## Start PROVIDED DATA

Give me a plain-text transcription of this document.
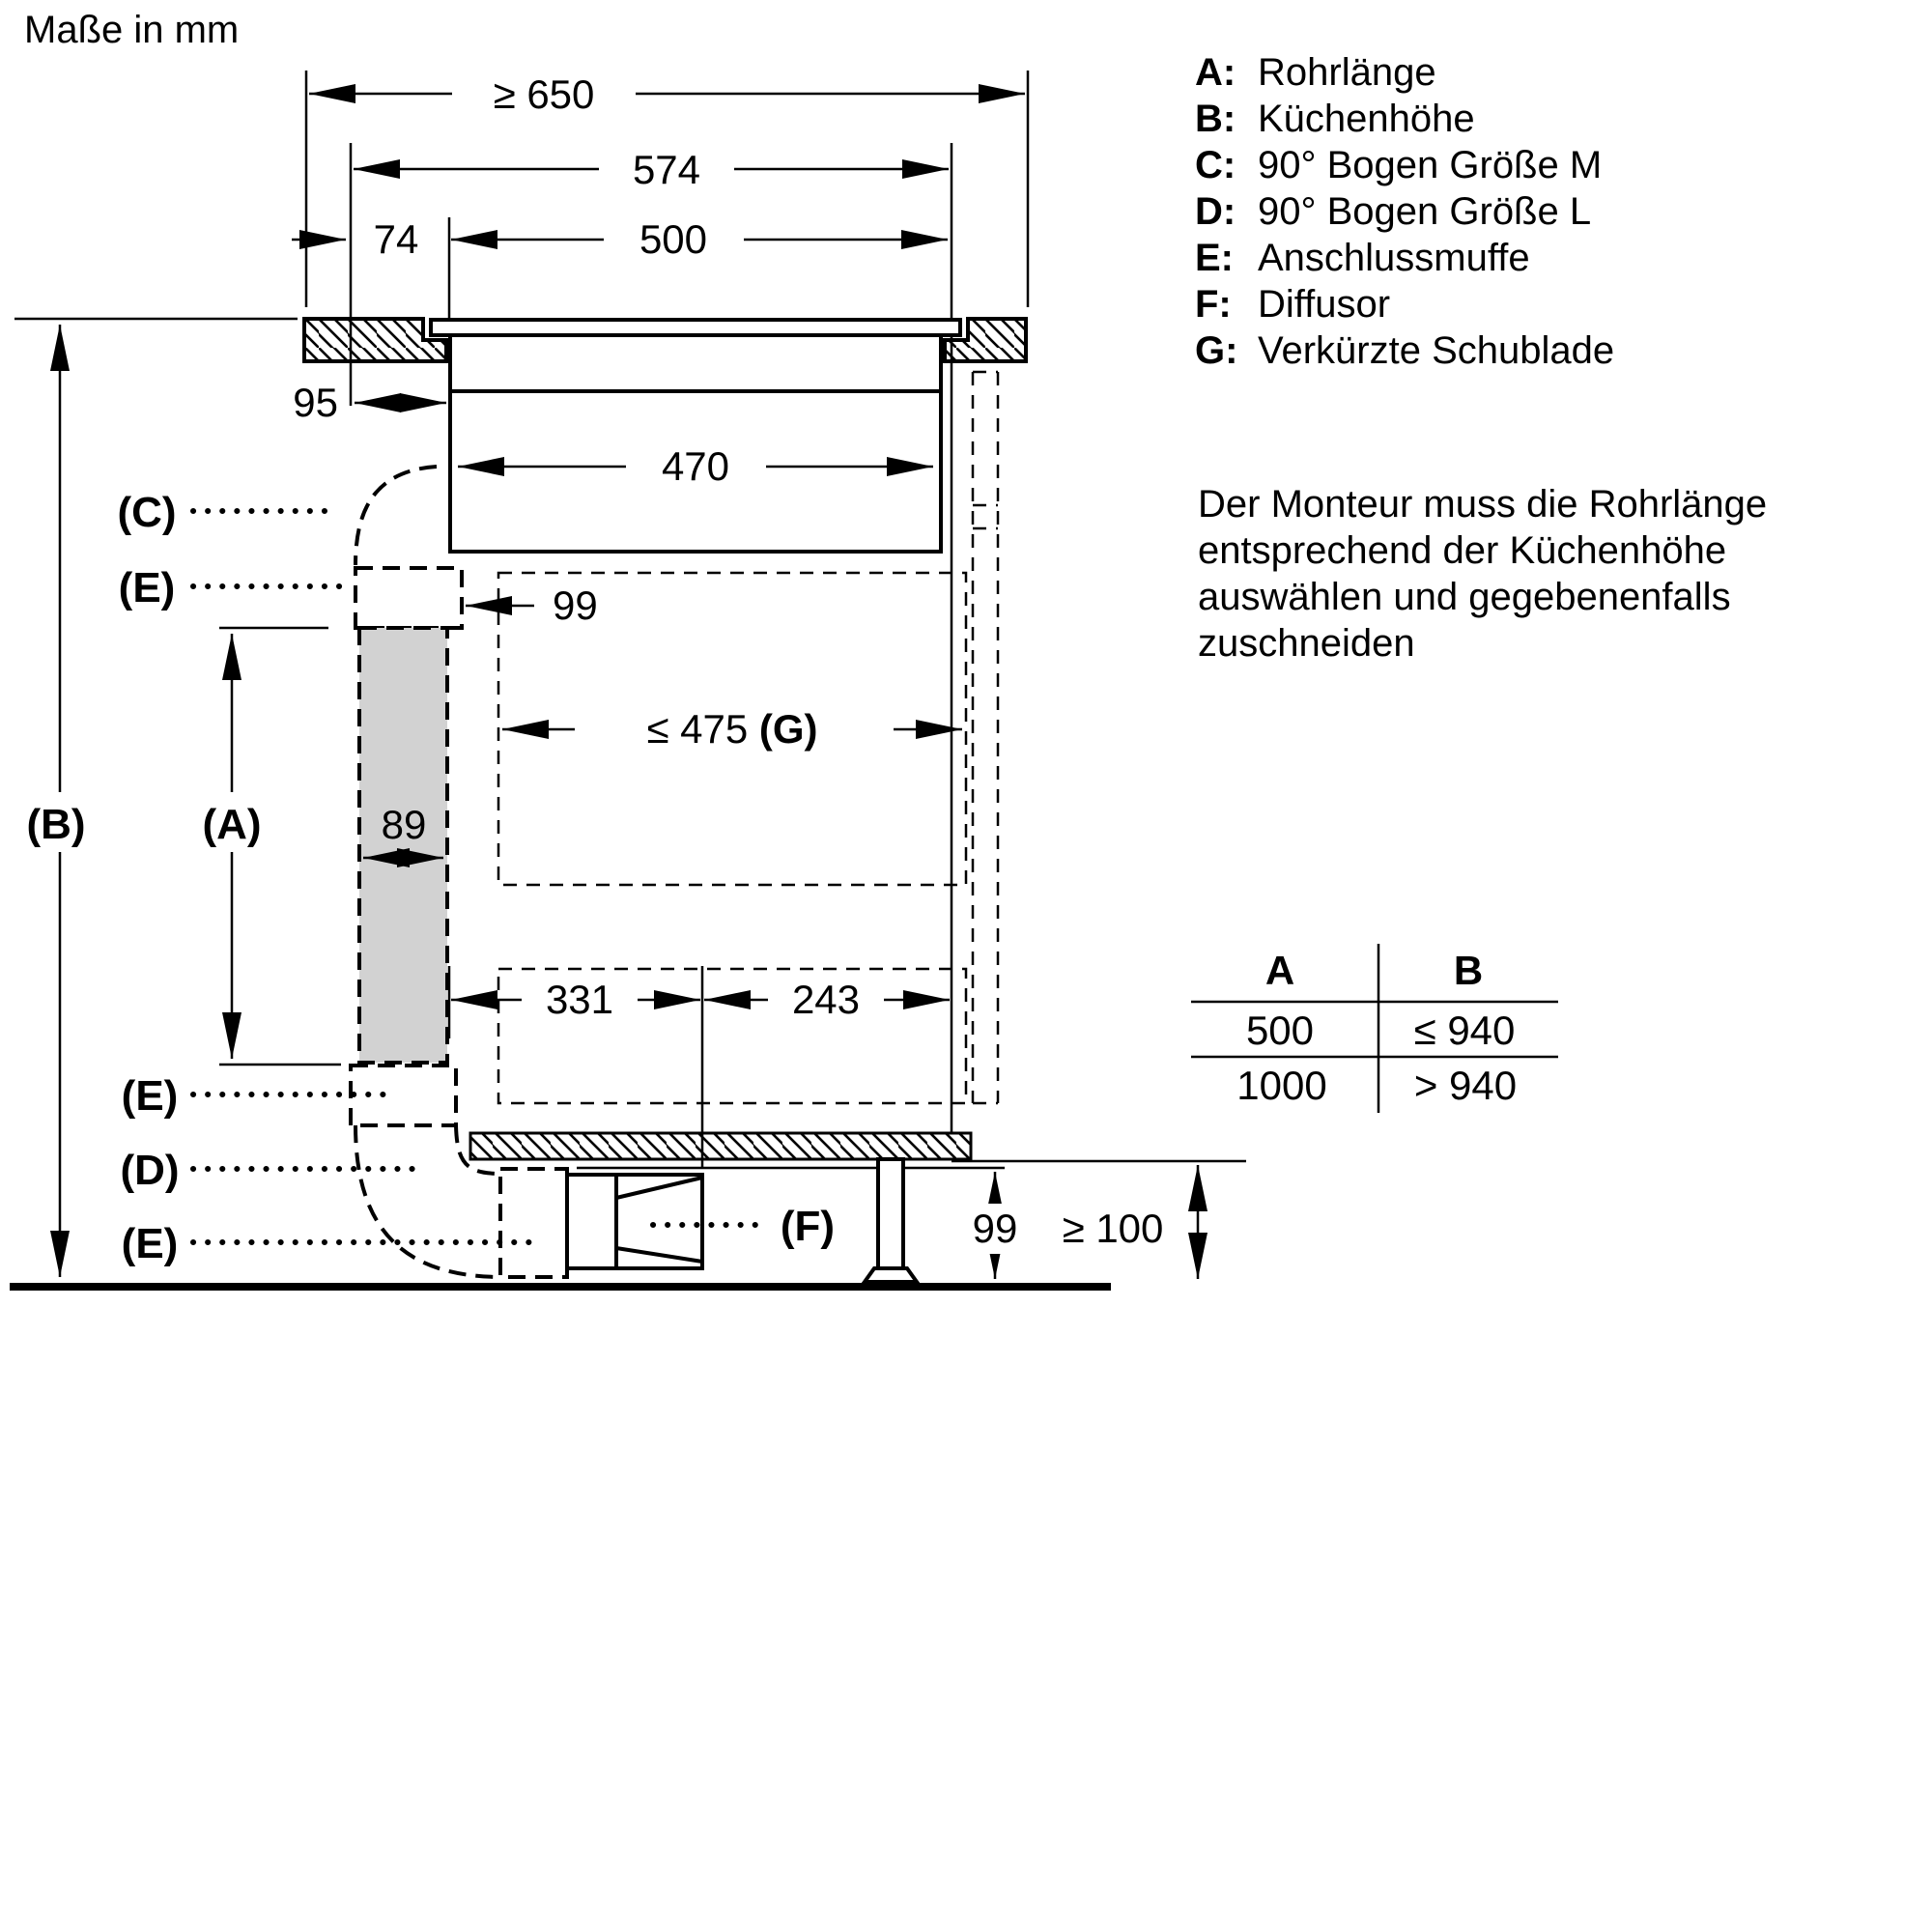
Maße in mm
≥ 650
574
74	500
95
470
99
≤ 475 (G)
89
331	243
(B)	(A)
99 ≥ 100
(C)
(E)
(E)
(D)
(E)	(F)
A: Rohrlänge
B: Küchenhöhe
C: 90° Bogen Größe M
D: 90° Bogen Größe L
E: Anschlussmuffe
F: Diffusor
G: Verkürzte Schublade
Der Monteur muss die Rohrlänge
entsprechend der Küchenhöhe
auswählen und gegebenenfalls
zuschneiden
A	B
500 ≤ 940
1000 > 940
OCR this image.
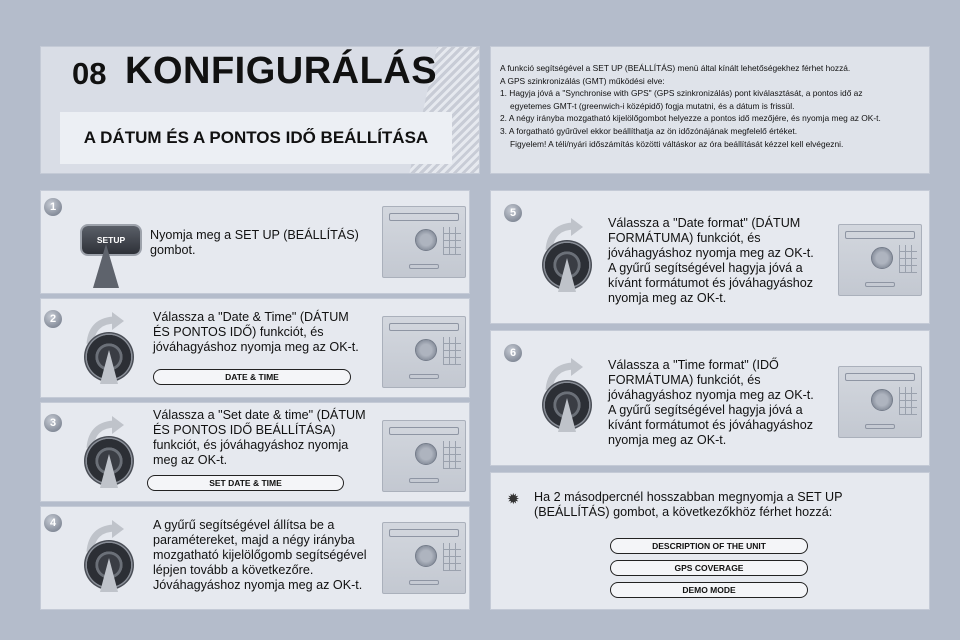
08 KONFIGURÁLÁS
A DÁTUM ÉS A PONTOS IDŐ BEÁLLÍTÁSA
A funkció segítségével a SET UP (BEÁLLÍTÁS) menü által kínált lehetőségekhez férhet hozzá.
A GPS szinkronizálás (GMT) működési elve:
1. Hagyja jóvá a "Synchronise with GPS" (GPS szinkronizálás) pont kiválasztását, a pontos idő az
egyetemes GMT-t (greenwich-i középidő) fogja mutatni, és a dátum is frissül.
2. A négy irányba mozgatható kijelölőgombot helyezze a pontos idő mezőjére, és nyomja meg az OK-t.
3. A forgatható gyűrűvel ekkor beállíthatja az ön időzónájának megfelelő értéket.
Figyelem! A téli/nyári időszámítás közötti váltáskor az óra beállítását kézzel kell elvégezni.
1
SETUP	Nyomja meg a SET UP (BEÁLLÍTÁS) gombot.
2	Válassza a "Date & Time" (DÁTUM ÉS PONTOS IDŐ) funkciót, és jóváhagyáshoz nyomja meg az OK-t.
DATE & TIME
3
Válassza a "Set date & time" (DÁTUM ÉS PONTOS IDŐ BEÁLLÍTÁSA) funkciót, és jóváhagyáshoz nyomja meg az OK-t.
SET DATE & TIME
4	A gyűrű segítségével állítsa be a paramétereket, majd a négy irányba mozgatható kijelölőgomb segítségével lépjen tovább a következőre. Jóváhagyáshoz nyomja meg az OK-t.
5
Válassza a "Date format" (DÁTUM FORMÁTUMA) funkciót, és jóváhagyáshoz nyomja meg az OK-t. A gyűrű segítségével hagyja jóvá a kívánt formátumot és jóváhagyáshoz nyomja meg az OK-t.
6
Válassza a "Time format" (IDŐ FORMÁTUMA) funkciót, és jóváhagyáshoz nyomja meg az OK-t. A gyűrű segítségével hagyja jóvá a kívánt formátumot és jóváhagyáshoz nyomja meg az OK-t.
✹ Ha 2 másodpercnél hosszabban megnyomja a SET UP (BEÁLLÍTÁS) gombot, a következőkhöz férhet hozzá:
DESCRIPTION OF THE UNIT
GPS COVERAGE
DEMO MODE
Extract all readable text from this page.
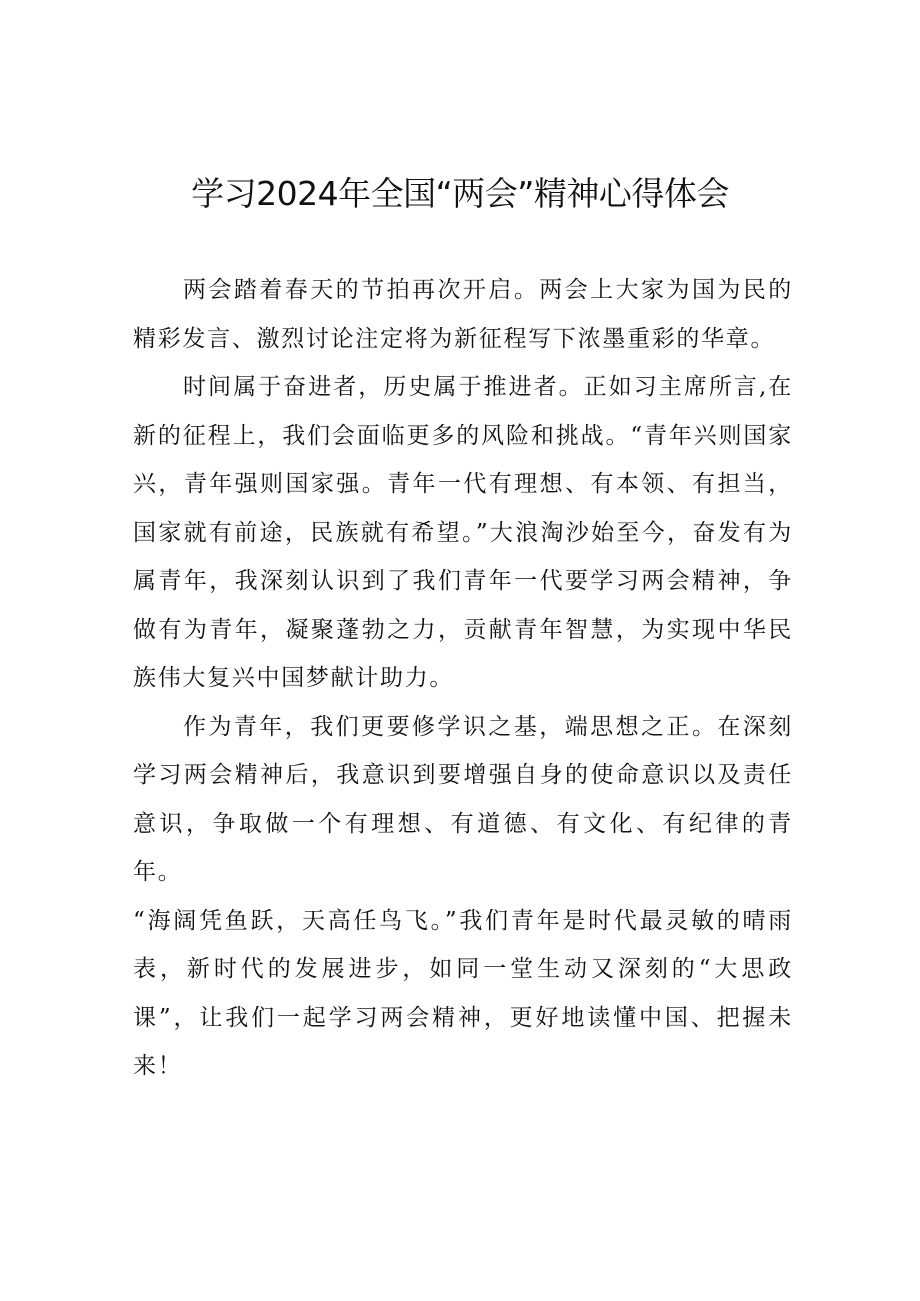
学习2024年全国“两会”精神心得体会

两会踏着春天的节拍再次开启。两会上大家为国为民的精彩发言、激烈讨论注定将为新征程写下浓墨重彩的华章。

时间属于奋进者，历史属于推进者。正如习主席所言,在新的征程上，我们会面临更多的风险和挑战。“青年兴则国家兴，青年强则国家强。青年一代有理想、有本领、有担当，国家就有前途，民族就有希望。”大浪淘沙始至今，奋发有为属青年，我深刻认识到了我们青年一代要学习两会精神，争做有为青年，凝聚蓬勃之力，贡献青年智慧，为实现中华民族伟大复兴中国梦献计助力。

作为青年，我们更要修学识之基，端思想之正。在深刻学习两会精神后，我意识到要增强自身的使命意识以及责任意识，争取做一个有理想、有道德、有文化、有纪律的青年。

“海阔凭鱼跃，天高任鸟飞。”我们青年是时代最灵敏的晴雨表，新时代的发展进步，如同一堂生动又深刻的“大思政课”，让我们一起学习两会精神，更好地读懂中国、把握未来！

## End PROVIDED DATA

- **EXERCISE DETAILS**: Copy every line that includes the string "irányba" from the material above.

- **EXERCISE SOLUTION**:
2. A négy irányba mozgatható kijelölőgombot helyezze a pontos idő mezőjére, és nyomja meg az OK-t.
4	A gyűrű segítségével állítsa be a paramétereket, majd a négy irányba mozgatható kijelölőgomb segítségével lépjen tovább a következőre. Jóváhagyáshoz nyomja meg az OK-t.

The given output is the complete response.